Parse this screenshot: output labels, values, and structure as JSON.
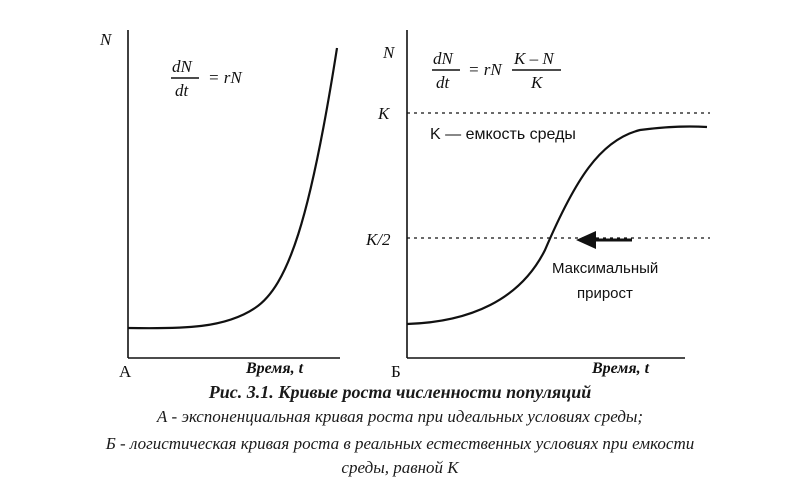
{
  "colors": {
    "ink": "#111111",
    "background": "#ffffff"
  },
  "panel_a": {
    "panel_letter": "А",
    "y_axis_label": "N",
    "x_axis_label": "Время, t",
    "formula": {
      "numerator": "dN",
      "denominator": "dt",
      "rhs": "= rN"
    },
    "curve": "exponential growth"
  },
  "panel_b": {
    "panel_letter": "Б",
    "y_axis_label": "N",
    "x_axis_label": "Время, t",
    "formula": {
      "numerator": "dN",
      "denominator": "dt",
      "rhs_prefix": "= rN",
      "fraction_numerator": "K – N",
      "fraction_denominator": "K"
    },
    "tick_k": "K",
    "tick_k_half": "K/2",
    "capacity_note": "K — емкость среды",
    "max_growth_label_line1": "Максимальный",
    "max_growth_label_line2": "прирост",
    "curve": "logistic growth",
    "arrow_icon": "left-arrow-icon"
  },
  "caption": {
    "title": "Рис. 3.1. Кривые роста численности популяций",
    "line_a": "А - экспоненциальная кривая роста при идеальных условиях среды;",
    "line_b1": "Б - логистическая кривая роста в реальных естественных условиях при емкости",
    "line_b2": "среды, равной К"
  }
}
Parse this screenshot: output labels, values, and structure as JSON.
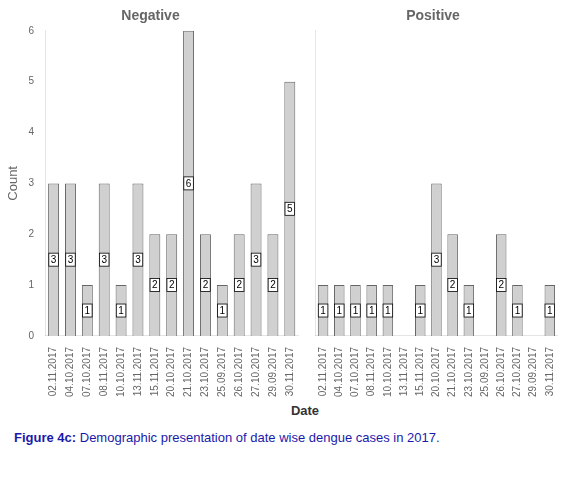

= = = = =

## Request
Where a line in the material above holds "curve", copy that line.

## Task answer
    "curve": "exponential growth"
    "curve": "logistic growth",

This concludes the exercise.